>> start

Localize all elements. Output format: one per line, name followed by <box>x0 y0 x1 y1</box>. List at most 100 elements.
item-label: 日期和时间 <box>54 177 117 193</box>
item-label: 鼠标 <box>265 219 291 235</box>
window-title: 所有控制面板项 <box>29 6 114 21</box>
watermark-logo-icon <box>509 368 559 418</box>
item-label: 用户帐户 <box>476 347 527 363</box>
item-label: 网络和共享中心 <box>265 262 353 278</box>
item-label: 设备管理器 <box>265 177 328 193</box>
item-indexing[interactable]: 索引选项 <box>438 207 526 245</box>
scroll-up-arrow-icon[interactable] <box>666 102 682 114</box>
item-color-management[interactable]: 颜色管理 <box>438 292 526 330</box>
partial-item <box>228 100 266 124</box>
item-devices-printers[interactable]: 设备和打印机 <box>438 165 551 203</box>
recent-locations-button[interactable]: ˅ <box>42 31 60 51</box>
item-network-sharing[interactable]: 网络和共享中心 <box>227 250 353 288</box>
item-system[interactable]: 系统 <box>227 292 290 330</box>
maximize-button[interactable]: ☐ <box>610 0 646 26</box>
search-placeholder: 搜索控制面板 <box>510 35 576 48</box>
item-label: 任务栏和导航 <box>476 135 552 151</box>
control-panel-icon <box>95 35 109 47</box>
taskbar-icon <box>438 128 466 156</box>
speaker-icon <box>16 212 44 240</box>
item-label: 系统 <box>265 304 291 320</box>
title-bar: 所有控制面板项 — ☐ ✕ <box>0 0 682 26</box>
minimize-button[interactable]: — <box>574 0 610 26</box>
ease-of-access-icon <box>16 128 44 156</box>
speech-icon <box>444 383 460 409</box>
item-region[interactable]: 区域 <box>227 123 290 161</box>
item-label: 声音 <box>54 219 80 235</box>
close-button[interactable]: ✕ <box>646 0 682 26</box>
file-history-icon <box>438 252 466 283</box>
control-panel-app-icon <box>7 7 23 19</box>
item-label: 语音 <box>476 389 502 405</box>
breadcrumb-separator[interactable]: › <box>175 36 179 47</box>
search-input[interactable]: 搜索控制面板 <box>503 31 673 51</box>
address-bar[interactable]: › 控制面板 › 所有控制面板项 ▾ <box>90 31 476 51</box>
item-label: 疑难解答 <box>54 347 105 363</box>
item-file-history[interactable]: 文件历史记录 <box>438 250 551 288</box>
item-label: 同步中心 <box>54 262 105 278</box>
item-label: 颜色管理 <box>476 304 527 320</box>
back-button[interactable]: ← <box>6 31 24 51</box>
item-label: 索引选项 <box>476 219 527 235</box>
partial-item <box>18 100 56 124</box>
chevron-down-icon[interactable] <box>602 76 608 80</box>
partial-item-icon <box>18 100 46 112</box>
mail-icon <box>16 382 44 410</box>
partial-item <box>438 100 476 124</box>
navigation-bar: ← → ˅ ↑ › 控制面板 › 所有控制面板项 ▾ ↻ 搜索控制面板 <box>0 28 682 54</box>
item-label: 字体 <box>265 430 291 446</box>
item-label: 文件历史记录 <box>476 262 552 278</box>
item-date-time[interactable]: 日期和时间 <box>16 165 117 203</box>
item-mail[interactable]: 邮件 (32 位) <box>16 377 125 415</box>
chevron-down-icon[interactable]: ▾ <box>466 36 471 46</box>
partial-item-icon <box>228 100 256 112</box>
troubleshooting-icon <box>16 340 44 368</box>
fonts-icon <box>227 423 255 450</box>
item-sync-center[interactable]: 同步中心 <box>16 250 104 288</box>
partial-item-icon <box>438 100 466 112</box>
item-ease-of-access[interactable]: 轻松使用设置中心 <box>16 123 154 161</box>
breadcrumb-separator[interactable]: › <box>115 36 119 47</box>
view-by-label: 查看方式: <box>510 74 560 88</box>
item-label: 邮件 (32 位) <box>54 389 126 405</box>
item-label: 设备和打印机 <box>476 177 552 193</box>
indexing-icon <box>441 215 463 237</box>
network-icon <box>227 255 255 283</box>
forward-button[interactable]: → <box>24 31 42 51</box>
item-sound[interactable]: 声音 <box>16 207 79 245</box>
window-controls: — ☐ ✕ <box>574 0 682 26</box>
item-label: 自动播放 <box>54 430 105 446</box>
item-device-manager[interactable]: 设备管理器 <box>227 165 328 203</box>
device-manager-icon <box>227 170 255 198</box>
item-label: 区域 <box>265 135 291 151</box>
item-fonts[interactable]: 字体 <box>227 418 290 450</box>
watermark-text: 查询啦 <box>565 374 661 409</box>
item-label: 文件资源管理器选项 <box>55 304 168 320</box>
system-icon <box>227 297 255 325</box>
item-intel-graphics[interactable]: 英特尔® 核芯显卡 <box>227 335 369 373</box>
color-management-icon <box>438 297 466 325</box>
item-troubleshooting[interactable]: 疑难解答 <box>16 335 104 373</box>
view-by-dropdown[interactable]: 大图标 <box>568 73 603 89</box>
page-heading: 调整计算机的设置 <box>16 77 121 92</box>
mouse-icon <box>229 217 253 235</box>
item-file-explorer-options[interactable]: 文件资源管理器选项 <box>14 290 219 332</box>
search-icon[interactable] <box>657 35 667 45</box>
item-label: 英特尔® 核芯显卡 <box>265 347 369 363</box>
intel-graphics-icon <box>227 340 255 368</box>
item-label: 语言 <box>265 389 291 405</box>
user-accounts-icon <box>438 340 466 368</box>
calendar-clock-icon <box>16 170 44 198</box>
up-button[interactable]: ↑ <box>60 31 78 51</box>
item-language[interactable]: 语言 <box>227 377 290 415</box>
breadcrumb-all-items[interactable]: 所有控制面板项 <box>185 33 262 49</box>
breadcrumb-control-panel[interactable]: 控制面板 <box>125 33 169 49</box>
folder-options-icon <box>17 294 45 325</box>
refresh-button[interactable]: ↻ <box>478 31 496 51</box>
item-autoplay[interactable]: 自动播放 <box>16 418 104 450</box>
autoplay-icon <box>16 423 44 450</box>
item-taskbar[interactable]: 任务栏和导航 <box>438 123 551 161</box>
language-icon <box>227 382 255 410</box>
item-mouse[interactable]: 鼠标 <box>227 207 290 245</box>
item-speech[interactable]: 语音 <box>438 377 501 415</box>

>> end
>> start

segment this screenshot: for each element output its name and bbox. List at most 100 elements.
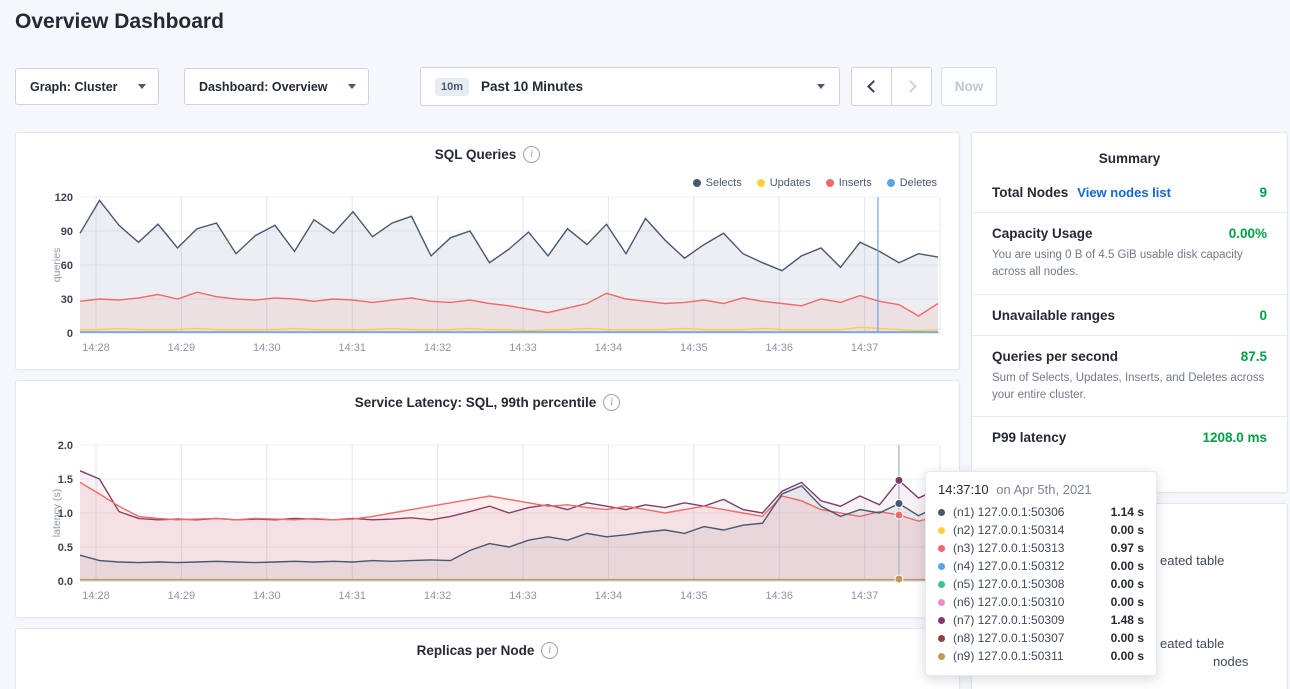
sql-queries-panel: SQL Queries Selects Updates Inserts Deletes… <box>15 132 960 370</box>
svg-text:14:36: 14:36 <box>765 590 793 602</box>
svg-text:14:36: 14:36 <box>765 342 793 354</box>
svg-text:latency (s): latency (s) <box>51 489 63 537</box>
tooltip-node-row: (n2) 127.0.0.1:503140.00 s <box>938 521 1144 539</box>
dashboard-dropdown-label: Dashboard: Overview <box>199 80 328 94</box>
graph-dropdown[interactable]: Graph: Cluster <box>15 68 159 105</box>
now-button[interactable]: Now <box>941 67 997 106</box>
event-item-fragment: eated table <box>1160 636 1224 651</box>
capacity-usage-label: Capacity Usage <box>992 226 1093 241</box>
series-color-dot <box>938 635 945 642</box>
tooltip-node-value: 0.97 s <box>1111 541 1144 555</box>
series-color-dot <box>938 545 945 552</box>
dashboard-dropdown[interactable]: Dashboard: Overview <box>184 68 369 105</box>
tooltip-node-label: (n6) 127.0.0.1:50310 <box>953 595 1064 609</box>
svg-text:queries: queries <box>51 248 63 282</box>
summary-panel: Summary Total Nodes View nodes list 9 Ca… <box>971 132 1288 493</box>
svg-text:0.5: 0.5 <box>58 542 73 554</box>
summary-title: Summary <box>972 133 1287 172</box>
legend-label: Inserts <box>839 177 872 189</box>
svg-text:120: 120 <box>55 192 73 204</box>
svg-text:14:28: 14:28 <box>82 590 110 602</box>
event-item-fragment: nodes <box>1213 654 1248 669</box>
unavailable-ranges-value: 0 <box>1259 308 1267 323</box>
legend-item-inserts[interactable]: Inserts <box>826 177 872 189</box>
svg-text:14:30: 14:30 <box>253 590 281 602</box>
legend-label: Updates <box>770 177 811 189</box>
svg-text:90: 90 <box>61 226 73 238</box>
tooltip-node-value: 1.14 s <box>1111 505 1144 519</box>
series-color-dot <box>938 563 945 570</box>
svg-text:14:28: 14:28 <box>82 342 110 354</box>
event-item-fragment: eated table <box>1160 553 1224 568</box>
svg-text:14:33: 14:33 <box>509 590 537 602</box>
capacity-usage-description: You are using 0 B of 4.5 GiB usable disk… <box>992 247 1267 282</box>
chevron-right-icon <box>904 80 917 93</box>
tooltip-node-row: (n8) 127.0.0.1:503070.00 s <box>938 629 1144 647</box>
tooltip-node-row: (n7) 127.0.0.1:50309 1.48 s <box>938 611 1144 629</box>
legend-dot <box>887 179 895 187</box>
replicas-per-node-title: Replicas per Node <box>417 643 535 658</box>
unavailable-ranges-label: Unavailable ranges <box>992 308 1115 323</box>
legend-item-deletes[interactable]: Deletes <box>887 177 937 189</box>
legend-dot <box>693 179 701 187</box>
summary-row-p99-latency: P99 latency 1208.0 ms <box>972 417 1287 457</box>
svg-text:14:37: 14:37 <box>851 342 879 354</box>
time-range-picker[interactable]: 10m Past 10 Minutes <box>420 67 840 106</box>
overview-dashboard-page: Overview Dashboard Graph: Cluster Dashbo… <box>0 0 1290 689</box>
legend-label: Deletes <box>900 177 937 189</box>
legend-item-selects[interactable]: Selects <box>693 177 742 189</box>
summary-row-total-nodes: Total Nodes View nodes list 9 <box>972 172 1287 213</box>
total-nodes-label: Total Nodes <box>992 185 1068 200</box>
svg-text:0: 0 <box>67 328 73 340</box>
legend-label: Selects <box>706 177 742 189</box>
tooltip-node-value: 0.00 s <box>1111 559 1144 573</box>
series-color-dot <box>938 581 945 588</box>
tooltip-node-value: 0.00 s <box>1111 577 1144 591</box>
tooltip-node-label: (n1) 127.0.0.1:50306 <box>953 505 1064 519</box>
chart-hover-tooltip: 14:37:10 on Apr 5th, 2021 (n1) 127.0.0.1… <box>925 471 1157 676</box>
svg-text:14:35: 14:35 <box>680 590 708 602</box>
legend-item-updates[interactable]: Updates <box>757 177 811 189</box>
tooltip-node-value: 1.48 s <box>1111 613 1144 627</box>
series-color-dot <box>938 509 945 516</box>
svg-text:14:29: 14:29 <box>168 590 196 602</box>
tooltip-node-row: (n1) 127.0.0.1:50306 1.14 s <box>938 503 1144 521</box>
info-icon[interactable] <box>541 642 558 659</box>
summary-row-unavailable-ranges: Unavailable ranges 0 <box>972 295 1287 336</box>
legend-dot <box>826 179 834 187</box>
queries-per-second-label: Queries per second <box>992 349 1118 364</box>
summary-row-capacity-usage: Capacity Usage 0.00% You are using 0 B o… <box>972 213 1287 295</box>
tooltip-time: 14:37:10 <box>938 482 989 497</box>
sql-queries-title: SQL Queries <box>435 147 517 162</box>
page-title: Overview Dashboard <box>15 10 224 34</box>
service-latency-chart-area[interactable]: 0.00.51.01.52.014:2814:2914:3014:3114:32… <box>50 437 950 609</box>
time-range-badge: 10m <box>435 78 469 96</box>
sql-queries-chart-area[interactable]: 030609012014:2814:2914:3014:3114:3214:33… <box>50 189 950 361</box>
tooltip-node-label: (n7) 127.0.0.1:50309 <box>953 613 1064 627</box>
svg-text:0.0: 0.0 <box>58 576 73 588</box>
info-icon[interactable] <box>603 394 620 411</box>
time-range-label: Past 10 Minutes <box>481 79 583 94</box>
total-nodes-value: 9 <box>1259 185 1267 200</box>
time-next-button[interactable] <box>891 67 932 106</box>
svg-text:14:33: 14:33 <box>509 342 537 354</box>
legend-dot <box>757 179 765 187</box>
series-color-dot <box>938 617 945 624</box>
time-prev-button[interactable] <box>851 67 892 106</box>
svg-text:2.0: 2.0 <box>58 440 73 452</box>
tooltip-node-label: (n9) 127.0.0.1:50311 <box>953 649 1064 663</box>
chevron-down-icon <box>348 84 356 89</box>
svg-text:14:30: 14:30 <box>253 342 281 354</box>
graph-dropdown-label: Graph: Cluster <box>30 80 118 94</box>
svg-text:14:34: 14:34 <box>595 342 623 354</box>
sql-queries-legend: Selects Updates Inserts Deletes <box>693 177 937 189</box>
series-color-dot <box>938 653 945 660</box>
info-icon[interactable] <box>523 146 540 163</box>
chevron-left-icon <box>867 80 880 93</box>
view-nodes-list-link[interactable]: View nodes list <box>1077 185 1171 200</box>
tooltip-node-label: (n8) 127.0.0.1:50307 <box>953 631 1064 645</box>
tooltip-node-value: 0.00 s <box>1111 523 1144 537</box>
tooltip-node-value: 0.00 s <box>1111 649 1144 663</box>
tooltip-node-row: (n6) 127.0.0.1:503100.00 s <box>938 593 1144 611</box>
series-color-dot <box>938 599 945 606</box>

>> end
>> start

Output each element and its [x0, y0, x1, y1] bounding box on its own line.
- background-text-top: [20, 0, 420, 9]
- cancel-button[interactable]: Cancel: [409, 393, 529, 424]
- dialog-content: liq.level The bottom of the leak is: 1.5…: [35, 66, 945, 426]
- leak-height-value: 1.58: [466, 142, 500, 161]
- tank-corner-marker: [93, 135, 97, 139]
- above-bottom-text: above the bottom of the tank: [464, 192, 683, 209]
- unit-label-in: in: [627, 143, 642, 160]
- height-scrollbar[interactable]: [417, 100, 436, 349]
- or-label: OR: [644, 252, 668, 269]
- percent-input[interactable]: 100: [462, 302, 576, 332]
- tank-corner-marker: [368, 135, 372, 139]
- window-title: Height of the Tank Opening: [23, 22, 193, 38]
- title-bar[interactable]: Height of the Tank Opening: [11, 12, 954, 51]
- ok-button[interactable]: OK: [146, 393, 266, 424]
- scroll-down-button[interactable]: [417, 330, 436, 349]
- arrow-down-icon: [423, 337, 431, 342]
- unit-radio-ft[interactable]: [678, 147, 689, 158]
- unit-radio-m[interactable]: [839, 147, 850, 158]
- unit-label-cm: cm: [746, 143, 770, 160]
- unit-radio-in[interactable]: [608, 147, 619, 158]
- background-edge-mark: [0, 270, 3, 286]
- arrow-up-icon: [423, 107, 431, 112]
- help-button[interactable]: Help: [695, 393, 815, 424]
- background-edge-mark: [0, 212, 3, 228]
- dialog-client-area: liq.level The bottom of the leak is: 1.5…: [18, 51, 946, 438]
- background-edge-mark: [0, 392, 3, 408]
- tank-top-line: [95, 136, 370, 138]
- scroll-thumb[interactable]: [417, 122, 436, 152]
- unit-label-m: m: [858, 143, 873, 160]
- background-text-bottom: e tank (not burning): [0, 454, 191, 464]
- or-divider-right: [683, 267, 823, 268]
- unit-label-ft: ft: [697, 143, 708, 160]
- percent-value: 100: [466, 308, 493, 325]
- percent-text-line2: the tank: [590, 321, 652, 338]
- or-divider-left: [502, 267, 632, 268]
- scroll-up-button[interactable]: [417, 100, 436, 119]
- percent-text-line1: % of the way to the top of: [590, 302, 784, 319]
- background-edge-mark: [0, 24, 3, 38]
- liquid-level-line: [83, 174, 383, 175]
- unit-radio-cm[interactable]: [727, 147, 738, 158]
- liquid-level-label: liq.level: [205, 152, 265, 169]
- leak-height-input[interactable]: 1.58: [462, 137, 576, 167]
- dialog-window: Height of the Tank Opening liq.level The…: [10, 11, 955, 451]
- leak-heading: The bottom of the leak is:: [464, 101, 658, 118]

>> end

◆ Task details ◆
Output every line from the one containing "Localize all elements." down to the one containing "watermark-logo-icon <box>509 368", copied exactly, with both ends included.

◆ Exercise answer ◆
Localize all elements. Output format: one per line, name followed by <box>x0 y0 x1 y1</box>. List at most 100 elements.
item-label: 日期和时间 <box>54 177 117 193</box>
item-label: 鼠标 <box>265 219 291 235</box>
window-title: 所有控制面板项 <box>29 6 114 21</box>
watermark-logo-icon <box>509 368 559 418</box>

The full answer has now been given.